# TASK STATEMENT:
Omit all images, then return the remaining material exactly as it stands.

# ENTRIES:
==================================================

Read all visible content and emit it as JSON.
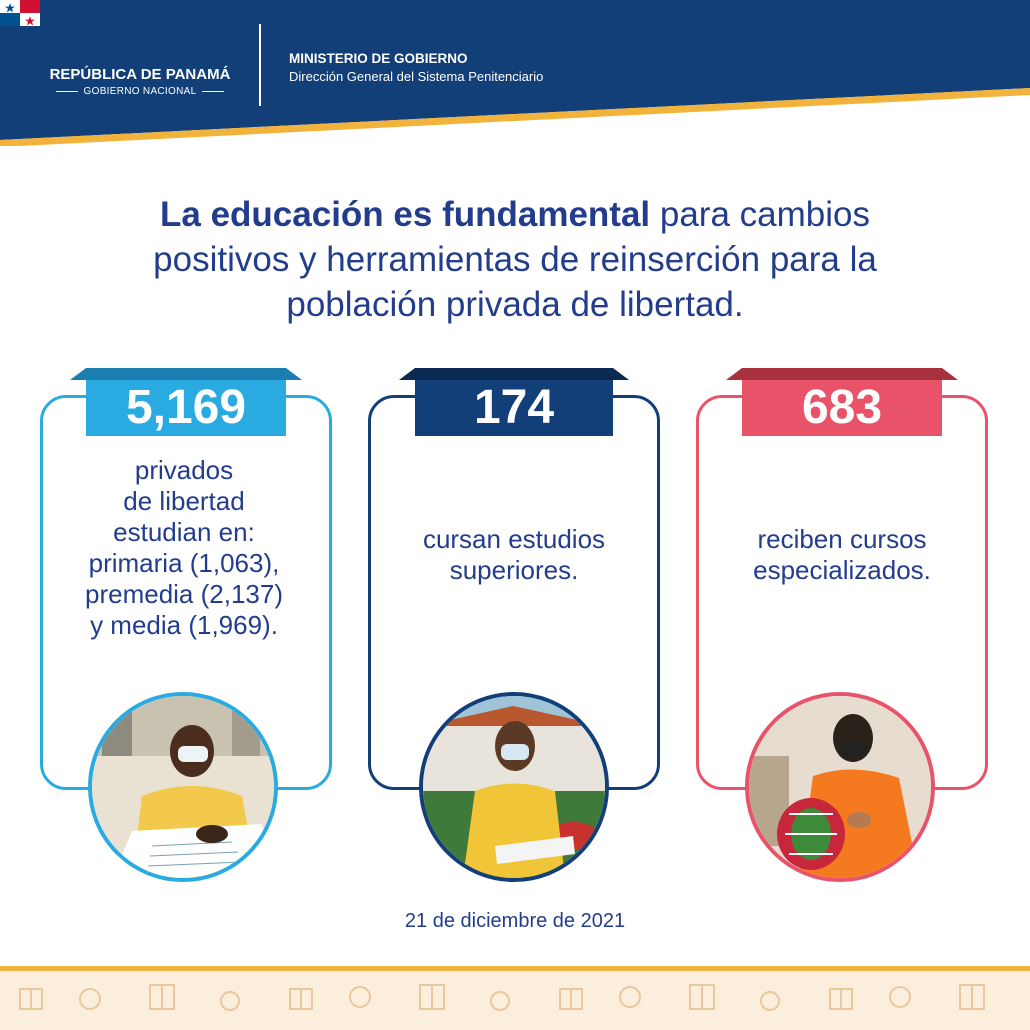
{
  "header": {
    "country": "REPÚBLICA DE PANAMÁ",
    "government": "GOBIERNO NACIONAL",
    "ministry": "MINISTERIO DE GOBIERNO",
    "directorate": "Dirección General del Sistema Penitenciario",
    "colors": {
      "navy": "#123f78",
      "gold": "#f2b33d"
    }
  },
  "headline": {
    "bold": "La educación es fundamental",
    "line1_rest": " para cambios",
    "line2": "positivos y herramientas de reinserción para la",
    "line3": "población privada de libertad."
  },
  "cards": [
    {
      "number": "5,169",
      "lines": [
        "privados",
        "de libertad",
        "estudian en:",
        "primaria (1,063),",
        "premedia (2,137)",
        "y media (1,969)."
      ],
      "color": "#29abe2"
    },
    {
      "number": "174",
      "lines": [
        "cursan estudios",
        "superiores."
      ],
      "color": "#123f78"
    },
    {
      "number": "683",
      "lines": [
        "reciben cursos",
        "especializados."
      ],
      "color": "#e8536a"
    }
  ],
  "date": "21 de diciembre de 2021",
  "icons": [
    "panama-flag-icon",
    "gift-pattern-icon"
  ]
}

==================================================

# SOLUTION BELOW:
Read all visible content and emit it as JSON.
{
  "header": {
    "country": "REPÚBLICA DE PANAMÁ",
    "government": "GOBIERNO NACIONAL",
    "ministry": "MINISTERIO DE GOBIERNO",
    "directorate": "Dirección General del Sistema Penitenciario",
    "colors": {
      "navy": "#123f78",
      "gold": "#f2b33d"
    }
  },
  "headline": {
    "bold": "La educación es fundamental",
    "line1_rest": " para cambios",
    "line2": "positivos y herramientas de reinserción para la",
    "line3": "población privada de libertad."
  },
  "cards": [
    {
      "number": "5,169",
      "lines": [
        "privados",
        "de libertad",
        "estudian en:",
        "primaria (1,063),",
        "premedia (2,137)",
        "y media (1,969)."
      ],
      "color": "#29abe2"
    },
    {
      "number": "174",
      "lines": [
        "cursan estudios",
        "superiores."
      ],
      "color": "#123f78"
    },
    {
      "number": "683",
      "lines": [
        "reciben cursos",
        "especializados."
      ],
      "color": "#e8536a"
    }
  ],
  "date": "21 de diciembre de 2021",
  "icons": [
    "panama-flag-icon",
    "gift-pattern-icon"
  ]
}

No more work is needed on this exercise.